- AIM OF THE TASK -
Every line that holds the string "monoxide" is to be identified and copied.

** BEGIN THE INPUT **

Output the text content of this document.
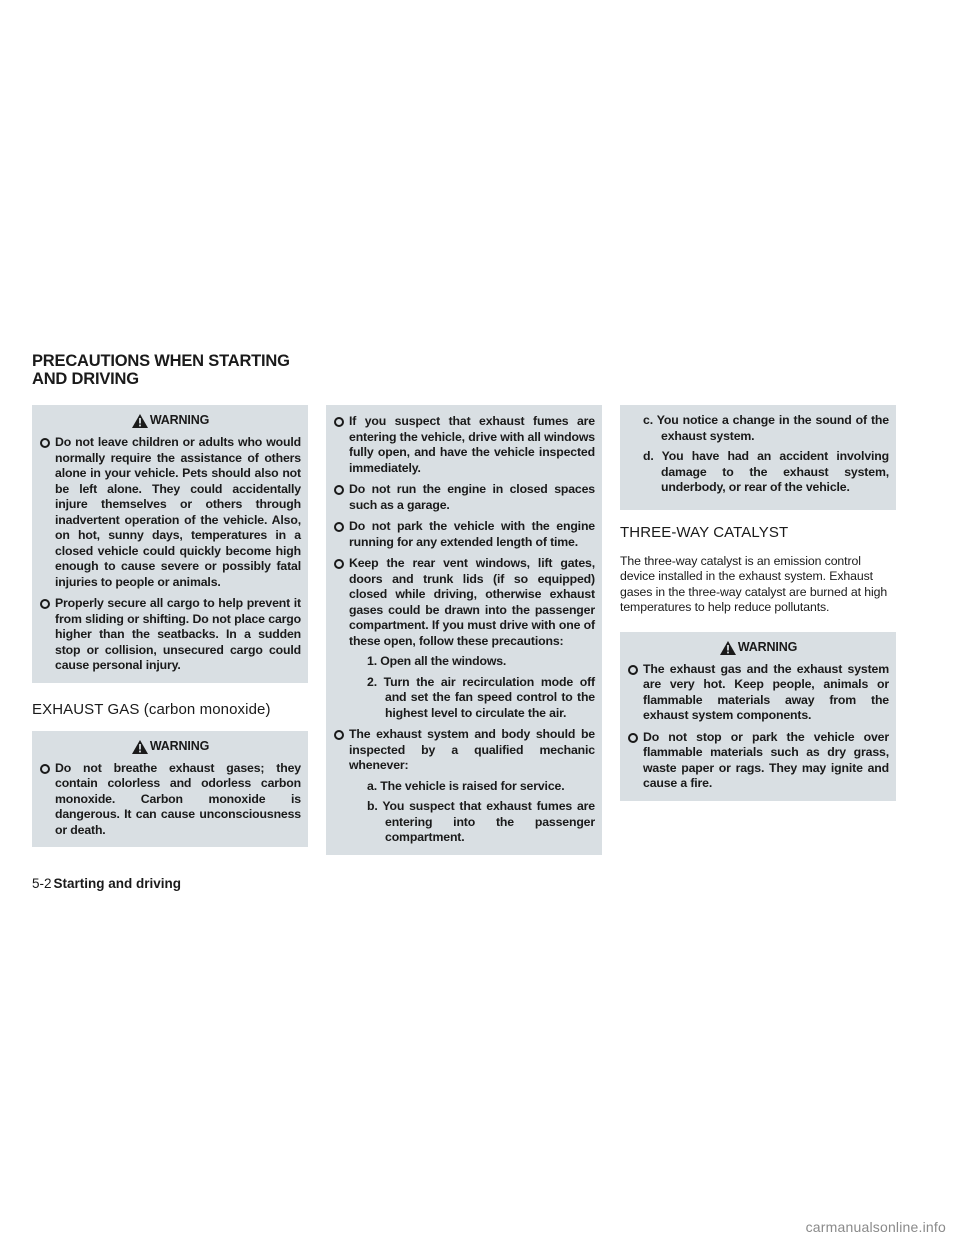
PRECAUTIONS WHEN STARTING
AND DRIVING
WARNING
Do not leave children or adults who would normally require the assistance of others alone in your vehicle. Pets should also not be left alone. They could accidentally injure themselves or others through inadvertent operation of the vehicle. Also, on hot, sunny days, temperatures in a closed vehicle could quickly become high enough to cause severe or possibly fatal injuries to people or animals.
Properly secure all cargo to help prevent it from sliding or shifting. Do not place cargo higher than the seatbacks. In a sudden stop or collision, unsecured cargo could cause personal injury.
EXHAUST GAS (carbon monoxide)
WARNING
Do not breathe exhaust gases; they contain colorless and odorless carbon monoxide. Carbon monoxide is dangerous. It can cause unconsciousness or death.
If you suspect that exhaust fumes are entering the vehicle, drive with all windows fully open, and have the vehicle inspected immediately.
Do not run the engine in closed spaces such as a garage.
Do not park the vehicle with the engine running for any extended length of time.
Keep the rear vent windows, lift gates, doors and trunk lids (if so equipped) closed while driving, otherwise exhaust gases could be drawn into the passenger compartment. If you must drive with one of these open, follow these precautions:
1. Open all the windows.
2. Turn the air recirculation mode off and set the fan speed control to the highest level to circulate the air.
The exhaust system and body should be inspected by a qualified mechanic whenever:
a. The vehicle is raised for service.
b. You suspect that exhaust fumes are entering into the passenger compartment.
c. You notice a change in the sound of the exhaust system.
d. You have had an accident involving damage to the exhaust system, underbody, or rear of the vehicle.
THREE-WAY CATALYST

The three-way catalyst is an emission control device installed in the exhaust system. Exhaust gases in the three-way catalyst are burned at high temperatures to help reduce pollutants.

WARNING
The exhaust gas and the exhaust system are very hot. Keep people, animals or flammable materials away from the exhaust system components.
Do not stop or park the vehicle over flammable materials such as dry grass, waste paper or rags. They may ignite and cause a fire.
5-2 Starting and driving
carmanualsonline.info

** END THE INPUT **

- CORRECT ANSWER -
EXHAUST GAS (carbon monoxide)
Do not breathe exhaust gases; they contain colorless and odorless carbon monoxide. Carbon monoxide is dangerous. It can cause unconsciousness or death.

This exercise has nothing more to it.